═════ PROVIDED DATA

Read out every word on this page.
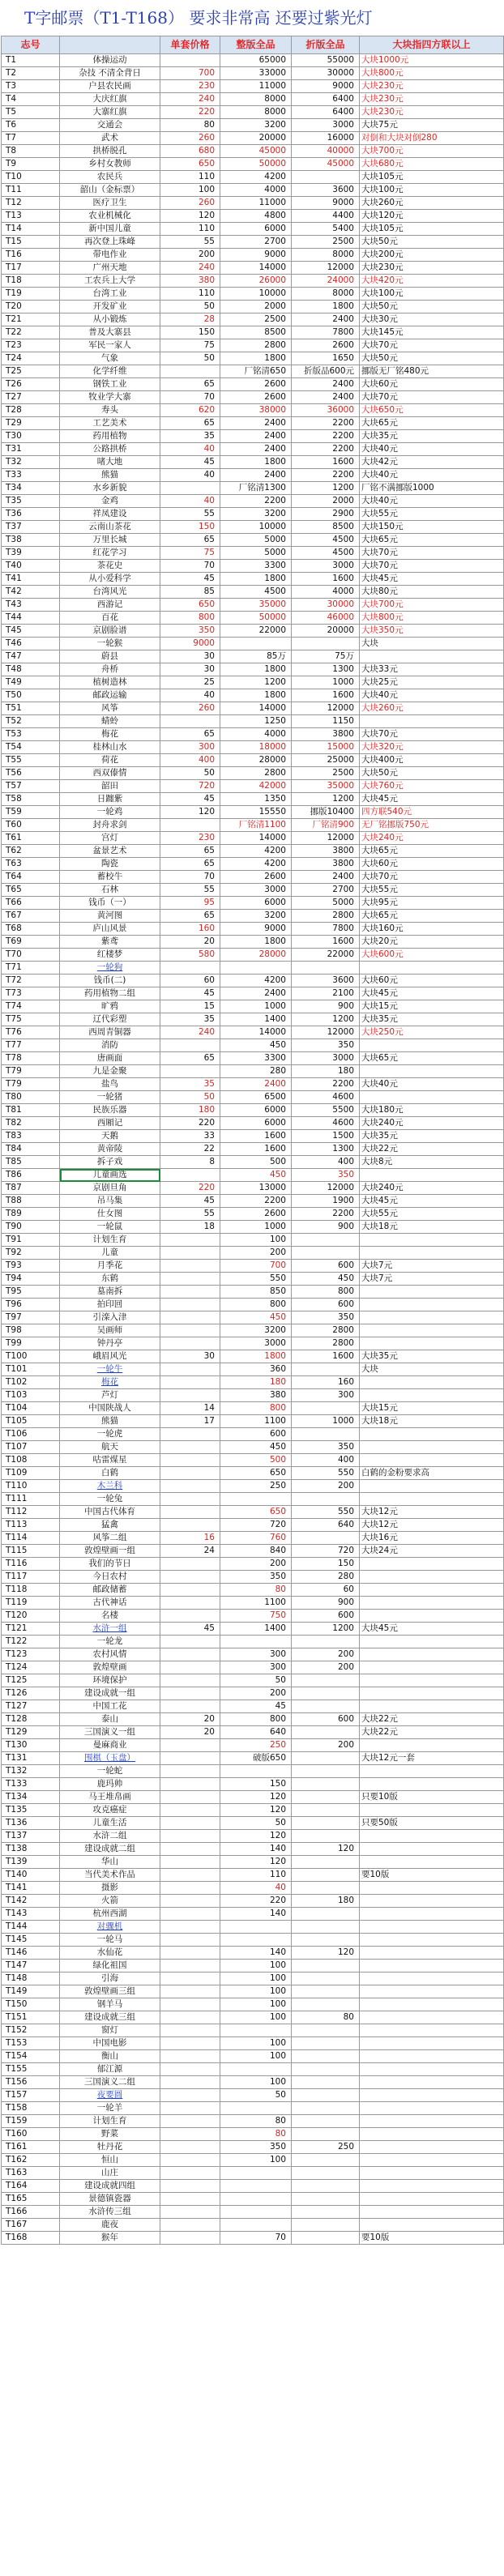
T字邮票（T1-T168） 要求非常高 还要过紫光灯
志号		单套价格	整版全品	折版全品	大块指四方联以上
T1	体操运动		65000	55000	大块1000元
T2	杂技 不清全背日	700	33000	30000	大块800元
T3	户县农民画	230	11000	9000	大块230元
T4	大庆红旗	240	8000	6400	大块230元
T5	大寨红旗	220	8000	6400	大块230元
T6	交通会	80	3200	3000	大块75元
T7	武术	260	20000	16000	对倒和大块对倒280
T8	拱桥脱孔	680	45000	40000	大块700元
T9	乡村女教师	650	50000	45000	大块680元
T10	农民兵	110	4200		大块105元
T11	韶山（金标票）	100	4000	3600	大块100元
T12	医疗卫生	260	11000	9000	大块260元
T13	农业机械化	120	4800	4400	大块120元
T14	新中国儿童	110	6000	5400	大块105元
T15	再次登上珠峰	55	2700	2500	大块50元
T16	带电作业	200	9000	8000	大块200元
T17	广州天地	240	14000	12000	大块230元
T18	工农兵上大学	380	26000	24000	大块420元
T19	台湾工业	110	10000	8000	大块100元
T20	开发矿业	50	2000	1800	大块50元
T21	从小锻炼	28	2500	2400	大块30元
T22	普及大寨县	150	8500	7800	大块145元
T23	军民一家人	75	2800	2600	大块70元
T24	气象	50	1800	1650	大块50元
T25	化学纤维		厂铭清650	折版品600元	挪版无厂铭480元
T26	钢铁工业	65	2600	2400	大块60元
T27	牧业学大寨	70	2600	2400	大块70元
T28	寿头	620	38000	36000	大块650元
T29	工艺美术	65	2400	2200	大块65元
T30	药用植物	35	2400	2200	大块35元
T31	公路拱桥	40	2400	2200	大块40元
T32	啫大地	45	1800	1600	大块42元
T33	熊猫	40	2400	2200	大块40元
T34	水乡新貌		厂铭清1300	1200	厂铭不满挪版1000
T35	金鸡	40	2200	2000	大块40元
T36	祥凤建设	55	3200	2900	大块55元
T37	云南山茶花	150	10000	8500	大块150元
T38	万里长城	65	5000	4500	大块65元
T39	红花学习	75	5000	4500	大块70元
T40	茶花史	70	3300	3000	大块70元
T41	从小爱科学	45	1800	1600	大块45元
T42	台湾风光	85	4500	4000	大块80元
T43	西游记	650	35000	30000	大块700元
T44	百花	800	50000	46000	大块800元
T45	京剧脸谱	350	22000	20000	大块350元
T46	一轮猴	9000			大块
T47	蔚县	30	85万	75万	
T48	舟桥	30	1800	1300	大块33元
T49	植树造林	25	1200	1000	大块25元
T50	邮政运输	40	1800	1600	大块40元
T51	风筝	260	14000	12000	大块260元
T52	蜻蛉		1250	1150	
T53	梅花	65	4000	3800	大块70元
T54	桂林山水	300	18000	15000	大块320元
T55	荷花	400	28000	25000	大块400元
T56	西双傣情	50	2800	2500	大块50元
T57	韶田	720	42000	35000	大块760元
T58	日躔紫	45	1350	1200	大块45元
T59	一轮鸡	120	15550	挪版10400	四方联540元
T60	封舟求剑		厂铭清1100	厂铭清900	无厂铭挪版750元
T61	宫灯	230	14000	12000	大块240元
T62	盆景艺术	65	4200	3800	大块65元
T63	陶瓷	65	4200	3800	大块60元
T64	蓄校牛	70	2600	2400	大块70元
T65	石林	55	3000	2700	大块55元
T66	钱币（一）	95	6000	5000	大块95元
T67	黄河图	65	3200	2800	大块65元
T68	庐山风景	160	9000	7800	大块160元
T69	紫鸢	20	1800	1600	大块20元
T70	红楼梦	580	28000	22000	大块600元
T71	一轮狗				
T72	钱币(二)	60	4200	3600	大块60元
T73	药用植物二组	45	2400	2100	大块45元
T74	旷鸦	15	1000	900	大块15元
T75	辽代彩塑	35	1400	1200	大块35元
T76	西周青铜器	240	14000	12000	大块250元
T77	消防		450	350	
T78	唐画面	65	3300	3000	大块65元
T79	九是金聚		280	180	
T79	盐鸟	35	2400	2200	大块40元
T80	一轮猪	50	6500	4600	
T81	民族乐器	180	6000	5500	大块180元
T82	西厢记	220	6000	4600	大块240元
T83	天鹅	33	1600	1500	大块35元
T84	黄帝陵	22	1600	1300	大块22元
T85	拆子戏	8	500	400	大块8元
T86	儿童画选		450	350	
T87	京剧旦角	220	13000	12000	大块240元
T88	吊马集	45	2200	1900	大块45元
T89	仕女图	55	2600	2200	大块55元
T90	一轮鼠	18	1000	900	大块18元
T91	计划生育		100		
T92	儿童		200		
T93	月季花		700	600	大块7元
T94	东鹤		550	450	大块7元
T95	墓南拆		850	800	
T96	拍印回		800	600	
T97	引滦入津		450	350	
T98	吴画师		3200	2800	
T99	钟丹亭		3000	2800	
T100	峨眉风光	30	1800	1600	大块35元
T101	一轮牛		360		大块
T102	梅花		180	160	
T103	芦灯		380	300	
T104	中国陕战人	14	800		大块15元
T105	熊猫	17	1100	1000	大块18元
T106	一轮虎		600		
T107	航天		450	350	
T108	咕雷煤星		500	400	
T109	白鹤		650	550	白鹤的金粉要求高
T110	木兰科		250	200	
T111	一轮兔				
T112	中国古代体育		650	550	大块12元
T113	猛禽		720	640	大块12元
T114	风筝二组	16	760		大块16元
T115	敦煌壁画一组	24	840	720	大块24元
T116	我们的节日		200	150	
T117	今日农村		350	280	
T118	邮政储蓄		80	60	
T119	古代神话		1100	900	
T120	名楼		750	600	
T121	水浒一组	45	1400	1200	大块45元
T122	一轮龙				
T123	农村风情		300	200	
T124	敦煌壁画		300	200	
T125	环境保护		50		
T126	建设成就一组		200		
T127	中国工花		45		
T128	泰山	20	800	600	大块22元
T129	三国演义一组	20	640		大块22元
T130	曼麻商业		250	200	
T131	围棋（玉盘）		破版650		大块12元一套
T132	一轮蛇				
T133	鹿玛帅		150		
T134	马王堆帛画		120		只要10版
T135	攻克癌症		120		
T136	儿童生活		50		只要50版
T137	水浒二组		120		
T138	建设成就二组		140	120	
T139	华山		120		
T140	当代美术作品		110		要10版
T141	摄影		40		
T142	火箭		220	180	
T143	杭州西湖		140		
T144	对骤机				
T145	一轮马				
T146	水仙花		140	120	
T147	绿化祖国		100		
T148	引海		100		
T149	敦煌壁画三组		100		
T150	钢羊马		100		
T151	建设成就三组		100	80	
T152	窗灯				
T153	中国电影		100		
T154	衡山		100		
T155	郁江源				
T156	三国演义二组		100		
T157	夜要圆		50		
T158	一轮羊				
T159	计划生育		80		
T160	野菜		80		
T161	牡丹花		350	250	
T162	恒山		100		
T163	山庄				
T164	建设成就四组				
T165	景德镇瓷器				
T166	水浒传三组				
T167	鹿夜				
T168	猴年		70		要10版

══════════

▶ [TASK INSTRUCTIONS] Copy all the lines of data exactly as they appear, dropping any images.

▶ [TASK ANSWER]
Read out every word on this page.
T字邮票（T1-T168） 要求非常高 还要过紫光灯
志号		单套价格	整版全品	折版全品	大块指四方联以上
T1	体操运动		65000	55000	大块1000元
T2	杂技 不清全背日	700	33000	30000	大块800元
T3	户县农民画	230	11000	9000	大块230元
T4	大庆红旗	240	8000	6400	大块230元
T5	大寨红旗	220	8000	6400	大块230元
T6	交通会	80	3200	3000	大块75元
T7	武术	260	20000	16000	对倒和大块对倒280
T8	拱桥脱孔	680	45000	40000	大块700元
T9	乡村女教师	650	50000	45000	大块680元
T10	农民兵	110	4200		大块105元
T11	韶山（金标票）	100	4000	3600	大块100元
T12	医疗卫生	260	11000	9000	大块260元
T13	农业机械化	120	4800	4400	大块120元
T14	新中国儿童	110	6000	5400	大块105元
T15	再次登上珠峰	55	2700	2500	大块50元
T16	带电作业	200	9000	8000	大块200元
T17	广州天地	240	14000	12000	大块230元
T18	工农兵上大学	380	26000	24000	大块420元
T19	台湾工业	110	10000	8000	大块100元
T20	开发矿业	50	2000	1800	大块50元
T21	从小锻炼	28	2500	2400	大块30元
T22	普及大寨县	150	8500	7800	大块145元
T23	军民一家人	75	2800	2600	大块70元
T24	气象	50	1800	1650	大块50元
T25	化学纤维		厂铭清650	折版品600元	挪版无厂铭480元
T26	钢铁工业	65	2600	2400	大块60元
T27	牧业学大寨	70	2600	2400	大块70元
T28	寿头	620	38000	36000	大块650元
T29	工艺美术	65	2400	2200	大块65元
T30	药用植物	35	2400	2200	大块35元
T31	公路拱桥	40	2400	2200	大块40元
T32	啫大地	45	1800	1600	大块42元
T33	熊猫	40	2400	2200	大块40元
T34	水乡新貌		厂铭清1300	1200	厂铭不满挪版1000
T35	金鸡	40	2200	2000	大块40元
T36	祥凤建设	55	3200	2900	大块55元
T37	云南山茶花	150	10000	8500	大块150元
T38	万里长城	65	5000	4500	大块65元
T39	红花学习	75	5000	4500	大块70元
T40	茶花史	70	3300	3000	大块70元
T41	从小爱科学	45	1800	1600	大块45元
T42	台湾风光	85	4500	4000	大块80元
T43	西游记	650	35000	30000	大块700元
T44	百花	800	50000	46000	大块800元
T45	京剧脸谱	350	22000	20000	大块350元
T46	一轮猴	9000			大块
T47	蔚县	30	85万	75万	
T48	舟桥	30	1800	1300	大块33元
T49	植树造林	25	1200	1000	大块25元
T50	邮政运输	40	1800	1600	大块40元
T51	风筝	260	14000	12000	大块260元
T52	蜻蛉		1250	1150	
T53	梅花	65	4000	3800	大块70元
T54	桂林山水	300	18000	15000	大块320元
T55	荷花	400	28000	25000	大块400元
T56	西双傣情	50	2800	2500	大块50元
T57	韶田	720	42000	35000	大块760元
T58	日躔紫	45	1350	1200	大块45元
T59	一轮鸡	120	15550	挪版10400	四方联540元
T60	封舟求剑		厂铭清1100	厂铭清900	无厂铭挪版750元
T61	宫灯	230	14000	12000	大块240元
T62	盆景艺术	65	4200	3800	大块65元
T63	陶瓷	65	4200	3800	大块60元
T64	蓄校牛	70	2600	2400	大块70元
T65	石林	55	3000	2700	大块55元
T66	钱币（一）	95	6000	5000	大块95元
T67	黄河图	65	3200	2800	大块65元
T68	庐山风景	160	9000	7800	大块160元
T69	紫鸢	20	1800	1600	大块20元
T70	红楼梦	580	28000	22000	大块600元
T71	一轮狗				
T72	钱币(二)	60	4200	3600	大块60元
T73	药用植物二组	45	2400	2100	大块45元
T74	旷鸦	15	1000	900	大块15元
T75	辽代彩塑	35	1400	1200	大块35元
T76	西周青铜器	240	14000	12000	大块250元
T77	消防		450	350	
T78	唐画面	65	3300	3000	大块65元
T79	九是金聚		280	180	
T79	盐鸟	35	2400	2200	大块40元
T80	一轮猪	50	6500	4600	
T81	民族乐器	180	6000	5500	大块180元
T82	西厢记	220	6000	4600	大块240元
T83	天鹅	33	1600	1500	大块35元
T84	黄帝陵	22	1600	1300	大块22元
T85	拆子戏	8	500	400	大块8元
T86	儿童画选		450	350	
T87	京剧旦角	220	13000	12000	大块240元
T88	吊马集	45	2200	1900	大块45元
T89	仕女图	55	2600	2200	大块55元
T90	一轮鼠	18	1000	900	大块18元
T91	计划生育		100		
T92	儿童		200		
T93	月季花		700	600	大块7元
T94	东鹤		550	450	大块7元
T95	墓南拆		850	800	
T96	拍印回		800	600	
T97	引滦入津		450	350	
T98	吴画师		3200	2800	
T99	钟丹亭		3000	2800	
T100	峨眉风光	30	1800	1600	大块35元
T101	一轮牛		360		大块
T102	梅花		180	160	
T103	芦灯		380	300	
T104	中国陕战人	14	800		大块15元
T105	熊猫	17	1100	1000	大块18元
T106	一轮虎		600		
T107	航天		450	350	
T108	咕雷煤星		500	400	
T109	白鹤		650	550	白鹤的金粉要求高
T110	木兰科		250	200	
T111	一轮兔				
T112	中国古代体育		650	550	大块12元
T113	猛禽		720	640	大块12元
T114	风筝二组	16	760		大块16元
T115	敦煌壁画一组	24	840	720	大块24元
T116	我们的节日		200	150	
T117	今日农村		350	280	
T118	邮政储蓄		80	60	
T119	古代神话		1100	900	
T120	名楼		750	600	
T121	水浒一组	45	1400	1200	大块45元
T122	一轮龙				
T123	农村风情		300	200	
T124	敦煌壁画		300	200	
T125	环境保护		50		
T126	建设成就一组		200		
T127	中国工花		45		
T128	泰山	20	800	600	大块22元
T129	三国演义一组	20	640		大块22元
T130	曼麻商业		250	200	
T131	围棋（玉盘）		破版650		大块12元一套
T132	一轮蛇				
T133	鹿玛帅		150		
T134	马王堆帛画		120		只要10版
T135	攻克癌症		120		
T136	儿童生活		50		只要50版
T137	水浒二组		120		
T138	建设成就二组		140	120	
T139	华山		120		
T140	当代美术作品		110		要10版
T141	摄影		40		
T142	火箭		220	180	
T143	杭州西湖		140		
T144	对骤机				
T145	一轮马				
T146	水仙花		140	120	
T147	绿化祖国		100		
T148	引海		100		
T149	敦煌壁画三组		100		
T150	钢羊马		100		
T151	建设成就三组		100	80	
T152	窗灯				
T153	中国电影		100		
T154	衡山		100		
T155	郁江源				
T156	三国演义二组		100		
T157	夜要圆		50		
T158	一轮羊				
T159	计划生育		80		
T160	野菜		80		
T161	牡丹花		350	250	
T162	恒山		100		
T163	山庄				
T164	建设成就四组				
T165	景德镇瓷器				
T166	水浒传三组				
T167	鹿夜				
T168	猴年		70		要10版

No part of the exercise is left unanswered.